Write out all of the entries exactly, please.

### Dataset entries
■ ■ ■ ■ ■
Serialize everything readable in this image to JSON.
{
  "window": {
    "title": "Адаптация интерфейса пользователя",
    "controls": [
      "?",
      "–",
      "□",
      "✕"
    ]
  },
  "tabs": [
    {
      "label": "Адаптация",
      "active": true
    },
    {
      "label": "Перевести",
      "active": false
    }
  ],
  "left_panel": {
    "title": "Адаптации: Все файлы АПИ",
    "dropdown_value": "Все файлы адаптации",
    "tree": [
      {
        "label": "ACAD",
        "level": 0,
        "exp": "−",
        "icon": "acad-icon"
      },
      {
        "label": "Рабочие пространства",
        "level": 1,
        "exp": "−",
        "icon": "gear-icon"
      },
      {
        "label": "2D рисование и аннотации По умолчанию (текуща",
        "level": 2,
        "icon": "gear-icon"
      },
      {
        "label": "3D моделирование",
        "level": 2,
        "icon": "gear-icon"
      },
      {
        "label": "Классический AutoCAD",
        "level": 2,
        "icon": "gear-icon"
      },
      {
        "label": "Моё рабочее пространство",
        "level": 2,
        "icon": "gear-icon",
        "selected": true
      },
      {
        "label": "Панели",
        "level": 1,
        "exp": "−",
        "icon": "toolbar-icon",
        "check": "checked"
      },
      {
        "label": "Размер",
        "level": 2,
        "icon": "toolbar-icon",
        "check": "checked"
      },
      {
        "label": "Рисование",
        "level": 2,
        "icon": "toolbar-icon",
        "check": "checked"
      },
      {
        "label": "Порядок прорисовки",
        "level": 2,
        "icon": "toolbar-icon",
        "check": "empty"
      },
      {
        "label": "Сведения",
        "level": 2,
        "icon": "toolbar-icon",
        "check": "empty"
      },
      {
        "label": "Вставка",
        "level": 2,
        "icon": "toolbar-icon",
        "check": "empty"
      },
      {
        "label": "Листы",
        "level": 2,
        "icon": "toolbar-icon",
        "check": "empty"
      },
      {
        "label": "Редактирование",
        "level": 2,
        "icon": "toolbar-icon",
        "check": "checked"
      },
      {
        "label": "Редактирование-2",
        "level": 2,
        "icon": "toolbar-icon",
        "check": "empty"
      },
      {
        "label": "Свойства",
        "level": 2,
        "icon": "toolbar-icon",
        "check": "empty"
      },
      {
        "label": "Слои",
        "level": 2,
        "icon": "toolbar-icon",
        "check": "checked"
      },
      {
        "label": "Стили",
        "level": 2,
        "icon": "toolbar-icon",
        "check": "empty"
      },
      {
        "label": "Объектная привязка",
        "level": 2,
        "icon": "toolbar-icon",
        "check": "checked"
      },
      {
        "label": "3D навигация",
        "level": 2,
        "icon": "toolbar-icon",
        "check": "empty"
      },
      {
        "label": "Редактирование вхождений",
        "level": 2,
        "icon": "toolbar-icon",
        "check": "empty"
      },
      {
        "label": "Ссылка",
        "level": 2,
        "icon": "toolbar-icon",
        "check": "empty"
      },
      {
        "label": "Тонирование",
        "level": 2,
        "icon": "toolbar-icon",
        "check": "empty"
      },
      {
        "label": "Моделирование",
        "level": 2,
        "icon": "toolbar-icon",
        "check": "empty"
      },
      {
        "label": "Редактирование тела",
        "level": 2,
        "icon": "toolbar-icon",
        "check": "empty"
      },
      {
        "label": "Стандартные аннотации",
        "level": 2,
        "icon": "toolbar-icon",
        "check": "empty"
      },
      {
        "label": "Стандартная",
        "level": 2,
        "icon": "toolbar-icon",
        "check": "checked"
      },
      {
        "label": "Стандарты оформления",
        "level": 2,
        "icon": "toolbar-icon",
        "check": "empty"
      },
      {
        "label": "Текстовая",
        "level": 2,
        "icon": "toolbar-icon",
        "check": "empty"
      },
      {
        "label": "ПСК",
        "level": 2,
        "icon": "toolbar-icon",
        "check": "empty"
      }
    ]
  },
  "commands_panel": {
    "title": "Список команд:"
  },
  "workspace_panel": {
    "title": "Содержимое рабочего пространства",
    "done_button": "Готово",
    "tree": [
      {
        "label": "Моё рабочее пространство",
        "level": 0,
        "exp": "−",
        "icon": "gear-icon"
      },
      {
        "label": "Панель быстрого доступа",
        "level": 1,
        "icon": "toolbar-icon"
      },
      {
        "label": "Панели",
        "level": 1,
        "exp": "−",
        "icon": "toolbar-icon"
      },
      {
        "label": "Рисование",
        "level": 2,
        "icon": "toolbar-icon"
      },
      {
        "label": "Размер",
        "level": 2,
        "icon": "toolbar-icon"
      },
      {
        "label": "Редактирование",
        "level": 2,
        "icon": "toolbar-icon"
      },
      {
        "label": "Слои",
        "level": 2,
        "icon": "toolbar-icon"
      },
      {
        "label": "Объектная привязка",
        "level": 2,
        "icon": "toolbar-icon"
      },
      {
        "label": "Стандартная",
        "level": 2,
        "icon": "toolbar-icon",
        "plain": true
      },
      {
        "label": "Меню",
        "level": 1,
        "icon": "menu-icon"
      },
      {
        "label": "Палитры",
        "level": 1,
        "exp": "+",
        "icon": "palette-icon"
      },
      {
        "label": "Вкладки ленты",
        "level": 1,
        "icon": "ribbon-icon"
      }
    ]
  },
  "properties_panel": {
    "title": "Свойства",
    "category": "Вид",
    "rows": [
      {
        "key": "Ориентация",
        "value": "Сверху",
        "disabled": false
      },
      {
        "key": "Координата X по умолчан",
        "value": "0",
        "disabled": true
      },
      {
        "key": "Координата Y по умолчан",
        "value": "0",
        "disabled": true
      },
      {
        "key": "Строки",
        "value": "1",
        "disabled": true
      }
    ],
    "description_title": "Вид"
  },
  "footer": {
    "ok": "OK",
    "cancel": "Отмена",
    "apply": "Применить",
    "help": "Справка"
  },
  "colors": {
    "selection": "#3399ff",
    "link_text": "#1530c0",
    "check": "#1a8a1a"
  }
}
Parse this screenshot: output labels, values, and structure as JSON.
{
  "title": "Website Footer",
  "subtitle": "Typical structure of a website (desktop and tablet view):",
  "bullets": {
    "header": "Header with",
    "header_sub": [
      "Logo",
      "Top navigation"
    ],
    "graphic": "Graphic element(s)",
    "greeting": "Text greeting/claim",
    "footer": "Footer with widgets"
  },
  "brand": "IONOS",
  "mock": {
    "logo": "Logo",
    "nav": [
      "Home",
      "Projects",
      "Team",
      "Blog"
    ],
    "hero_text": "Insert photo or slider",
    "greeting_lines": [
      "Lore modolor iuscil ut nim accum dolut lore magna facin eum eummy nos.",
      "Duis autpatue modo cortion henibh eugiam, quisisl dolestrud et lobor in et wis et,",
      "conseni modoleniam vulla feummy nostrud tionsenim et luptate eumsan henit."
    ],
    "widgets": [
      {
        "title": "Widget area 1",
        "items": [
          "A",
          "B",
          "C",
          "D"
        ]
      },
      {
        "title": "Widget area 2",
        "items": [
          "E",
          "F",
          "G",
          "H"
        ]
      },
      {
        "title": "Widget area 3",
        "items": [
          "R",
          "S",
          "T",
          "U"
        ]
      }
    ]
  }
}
■ ■ ■ ■ ■
### Completed exercise
Serialize everything readable in this image to JSON.
{
  "window": {
    "title": "Адаптация интерфейса пользователя",
    "controls": [
      "?",
      "–",
      "□",
      "✕"
    ]
  },
  "tabs": [
    {
      "label": "Адаптация",
      "active": true
    },
    {
      "label": "Перевести",
      "active": false
    }
  ],
  "left_panel": {
    "title": "Адаптации: Все файлы АПИ",
    "dropdown_value": "Все файлы адаптации",
    "tree": [
      {
        "label": "ACAD",
        "level": 0,
        "exp": "−",
        "icon": "acad-icon"
      },
      {
        "label": "Рабочие пространства",
        "level": 1,
        "exp": "−",
        "icon": "gear-icon"
      },
      {
        "label": "2D рисование и аннотации По умолчанию (текуща",
        "level": 2,
        "icon": "gear-icon"
      },
      {
        "label": "3D моделирование",
        "level": 2,
        "icon": "gear-icon"
      },
      {
        "label": "Классический AutoCAD",
        "level": 2,
        "icon": "gear-icon"
      },
      {
        "label": "Моё рабочее пространство",
        "level": 2,
        "icon": "gear-icon",
        "selected": true
      },
      {
        "label": "Панели",
        "level": 1,
        "exp": "−",
        "icon": "toolbar-icon",
        "check": "checked"
      },
      {
        "label": "Размер",
        "level": 2,
        "icon": "toolbar-icon",
        "check": "checked"
      },
      {
        "label": "Рисование",
        "level": 2,
        "icon": "toolbar-icon",
        "check": "checked"
      },
      {
        "label": "Порядок прорисовки",
        "level": 2,
        "icon": "toolbar-icon",
        "check": "empty"
      },
      {
        "label": "Сведения",
        "level": 2,
        "icon": "toolbar-icon",
        "check": "empty"
      },
      {
        "label": "Вставка",
        "level": 2,
        "icon": "toolbar-icon",
        "check": "empty"
      },
      {
        "label": "Листы",
        "level": 2,
        "icon": "toolbar-icon",
        "check": "empty"
      },
      {
        "label": "Редактирование",
        "level": 2,
        "icon": "toolbar-icon",
        "check": "checked"
      },
      {
        "label": "Редактирование-2",
        "level": 2,
        "icon": "toolbar-icon",
        "check": "empty"
      },
      {
        "label": "Свойства",
        "level": 2,
        "icon": "toolbar-icon",
        "check": "empty"
      },
      {
        "label": "Слои",
        "level": 2,
        "icon": "toolbar-icon",
        "check": "checked"
      },
      {
        "label": "Стили",
        "level": 2,
        "icon": "toolbar-icon",
        "check": "empty"
      },
      {
        "label": "Объектная привязка",
        "level": 2,
        "icon": "toolbar-icon",
        "check": "checked"
      },
      {
        "label": "3D навигация",
        "level": 2,
        "icon": "toolbar-icon",
        "check": "empty"
      },
      {
        "label": "Редактирование вхождений",
        "level": 2,
        "icon": "toolbar-icon",
        "check": "empty"
      },
      {
        "label": "Ссылка",
        "level": 2,
        "icon": "toolbar-icon",
        "check": "empty"
      },
      {
        "label": "Тонирование",
        "level": 2,
        "icon": "toolbar-icon",
        "check": "empty"
      },
      {
        "label": "Моделирование",
        "level": 2,
        "icon": "toolbar-icon",
        "check": "empty"
      },
      {
        "label": "Редактирование тела",
        "level": 2,
        "icon": "toolbar-icon",
        "check": "empty"
      },
      {
        "label": "Стандартные аннотации",
        "level": 2,
        "icon": "toolbar-icon",
        "check": "empty"
      },
      {
        "label": "Стандартная",
        "level": 2,
        "icon": "toolbar-icon",
        "check": "checked"
      },
      {
        "label": "Стандарты оформления",
        "level": 2,
        "icon": "toolbar-icon",
        "check": "empty"
      },
      {
        "label": "Текстовая",
        "level": 2,
        "icon": "toolbar-icon",
        "check": "empty"
      },
      {
        "label": "ПСК",
        "level": 2,
        "icon": "toolbar-icon",
        "check": "empty"
      }
    ]
  },
  "commands_panel": {
    "title": "Список команд:"
  },
  "workspace_panel": {
    "title": "Содержимое рабочего пространства",
    "done_button": "Готово",
    "tree": [
      {
        "label": "Моё рабочее пространство",
        "level": 0,
        "exp": "−",
        "icon": "gear-icon"
      },
      {
        "label": "Панель быстрого доступа",
        "level": 1,
        "icon": "toolbar-icon"
      },
      {
        "label": "Панели",
        "level": 1,
        "exp": "−",
        "icon": "toolbar-icon"
      },
      {
        "label": "Рисование",
        "level": 2,
        "icon": "toolbar-icon"
      },
      {
        "label": "Размер",
        "level": 2,
        "icon": "toolbar-icon"
      },
      {
        "label": "Редактирование",
        "level": 2,
        "icon": "toolbar-icon"
      },
      {
        "label": "Слои",
        "level": 2,
        "icon": "toolbar-icon"
      },
      {
        "label": "Объектная привязка",
        "level": 2,
        "icon": "toolbar-icon"
      },
      {
        "label": "Стандартная",
        "level": 2,
        "icon": "toolbar-icon",
        "plain": true
      },
      {
        "label": "Меню",
        "level": 1,
        "icon": "menu-icon"
      },
      {
        "label": "Палитры",
        "level": 1,
        "exp": "+",
        "icon": "palette-icon"
      },
      {
        "label": "Вкладки ленты",
        "level": 1,
        "icon": "ribbon-icon"
      }
    ]
  },
  "properties_panel": {
    "title": "Свойства",
    "category": "Вид",
    "rows": [
      {
        "key": "Ориентация",
        "value": "Сверху",
        "disabled": false
      },
      {
        "key": "Координата X по умолчан",
        "value": "0",
        "disabled": true
      },
      {
        "key": "Координата Y по умолчан",
        "value": "0",
        "disabled": true
      },
      {
        "key": "Строки",
        "value": "1",
        "disabled": true
      }
    ],
    "description_title": "Вид"
  },
  "footer": {
    "ok": "OK",
    "cancel": "Отмена",
    "apply": "Применить",
    "help": "Справка"
  },
  "colors": {
    "selection": "#3399ff",
    "link_text": "#1530c0",
    "check": "#1a8a1a"
  }
}
Parse this screenshot: output labels, values, and structure as JSON.
{
  "title": "Website Footer",
  "subtitle": "Typical structure of a website (desktop and tablet view):",
  "bullets": {
    "header": "Header with",
    "header_sub": [
      "Logo",
      "Top navigation"
    ],
    "graphic": "Graphic element(s)",
    "greeting": "Text greeting/claim",
    "footer": "Footer with widgets"
  },
  "brand": "IONOS",
  "mock": {
    "logo": "Logo",
    "nav": [
      "Home",
      "Projects",
      "Team",
      "Blog"
    ],
    "hero_text": "Insert photo or slider",
    "greeting_lines": [
      "Lore modolor iuscil ut nim accum dolut lore magna facin eum eummy nos.",
      "Duis autpatue modo cortion henibh eugiam, quisisl dolestrud et lobor in et wis et,",
      "conseni modoleniam vulla feummy nostrud tionsenim et luptate eumsan henit."
    ],
    "widgets": [
      {
        "title": "Widget area 1",
        "items": [
          "A",
          "B",
          "C",
          "D"
        ]
      },
      {
        "title": "Widget area 2",
        "items": [
          "E",
          "F",
          "G",
          "H"
        ]
      },
      {
        "title": "Widget area 3",
        "items": [
          "R",
          "S",
          "T",
          "U"
        ]
      }
    ]
  }
}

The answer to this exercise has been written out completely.